> GOAL OF THE EXERCISE: Filter the records for lines holding the string "panel".

╭──

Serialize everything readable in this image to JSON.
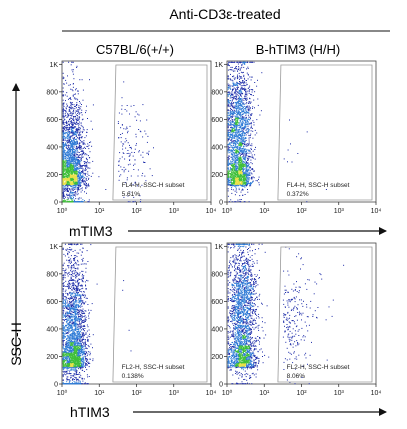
{
  "figure": {
    "title": "Anti-CD3ε-treated",
    "columns": [
      "C57BL/6(+/+)",
      "B-hTIM3 (H/H)"
    ],
    "row_xlabels": [
      "mTIM3",
      "hTIM3"
    ],
    "ylabel": "SSC-H"
  },
  "colors": {
    "point_low": "#1b2aa8",
    "point_mid": "#2e7bd6",
    "point_high": "#3fbf3a",
    "point_peak": "#e9e24a",
    "gate": "#9a9a9a",
    "frame": "#444444"
  },
  "chart_data": [
    {
      "type": "scatter",
      "panel": "mTIM3 / C57BL/6(+/+)",
      "xscale": "log",
      "xlim": [
        1,
        10000
      ],
      "xticks": [
        "10⁰",
        "10¹",
        "10²",
        "10³",
        "10⁴"
      ],
      "ylim": [
        0,
        1024
      ],
      "yticks": [
        "0",
        "200",
        "400",
        "600",
        "800",
        "1K"
      ],
      "gate_x_min": 28,
      "gate_label": "FL4-H, SSC-H subset",
      "gate_percent": "5.61%",
      "main_population": {
        "x_log_center": 0.25,
        "x_log_spread": 0.32,
        "y_center": 330,
        "y_spread": 230
      },
      "positive_population": {
        "x_log_center": 1.6,
        "x_log_spread": 0.45,
        "y_center": 360,
        "y_spread": 190
      },
      "positive_fraction": 0.0561
    },
    {
      "type": "scatter",
      "panel": "mTIM3 / B-hTIM3 (H/H)",
      "xscale": "log",
      "xlim": [
        1,
        10000
      ],
      "xticks": [
        "10⁰",
        "10¹",
        "10²",
        "10³",
        "10⁴"
      ],
      "ylim": [
        0,
        1024
      ],
      "yticks": [
        "0",
        "200",
        "400",
        "600",
        "800",
        "1K"
      ],
      "gate_x_min": 28,
      "gate_label": "FL4-H, SSC-H subset",
      "gate_percent": "0.372%",
      "main_population": {
        "x_log_center": 0.3,
        "x_log_spread": 0.3,
        "y_center": 560,
        "y_spread": 230
      },
      "positive_population": {
        "x_log_center": 1.8,
        "x_log_spread": 0.5,
        "y_center": 400,
        "y_spread": 200
      },
      "positive_fraction": 0.00372
    },
    {
      "type": "scatter",
      "panel": "hTIM3 / C57BL/6(+/+)",
      "xscale": "log",
      "xlim": [
        1,
        10000
      ],
      "xticks": [
        "10⁰",
        "10¹",
        "10²",
        "10³",
        "10⁴"
      ],
      "ylim": [
        0,
        1024
      ],
      "yticks": [
        "0",
        "200",
        "400",
        "600",
        "800",
        "1K"
      ],
      "gate_x_min": 28,
      "gate_label": "FL2-H, SSC-H subset",
      "gate_percent": "0.138%",
      "main_population": {
        "x_log_center": 0.3,
        "x_log_spread": 0.3,
        "y_center": 440,
        "y_spread": 260
      },
      "positive_population": {
        "x_log_center": 1.8,
        "x_log_spread": 0.5,
        "y_center": 400,
        "y_spread": 200
      },
      "positive_fraction": 0.00138
    },
    {
      "type": "scatter",
      "panel": "hTIM3 / B-hTIM3 (H/H)",
      "xscale": "log",
      "xlim": [
        1,
        10000
      ],
      "xticks": [
        "10⁰",
        "10¹",
        "10²",
        "10³",
        "10⁴"
      ],
      "ylim": [
        0,
        1024
      ],
      "yticks": [
        "0",
        "200",
        "400",
        "600",
        "800",
        "1K"
      ],
      "gate_x_min": 28,
      "gate_label": "FL2-H, SSC-H subset",
      "gate_percent": "8.06%",
      "main_population": {
        "x_log_center": 0.4,
        "x_log_spread": 0.32,
        "y_center": 560,
        "y_spread": 250
      },
      "positive_population": {
        "x_log_center": 1.7,
        "x_log_spread": 0.5,
        "y_center": 480,
        "y_spread": 220
      },
      "positive_fraction": 0.0806
    }
  ]
}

╰──

> IN RESPONSE:
      "panel": "mTIM3 / C57BL/6(+/+)",
      "panel": "mTIM3 / B-hTIM3 (H/H)",
      "panel": "hTIM3 / C57BL/6(+/+)",
      "panel": "hTIM3 / B-hTIM3 (H/H)",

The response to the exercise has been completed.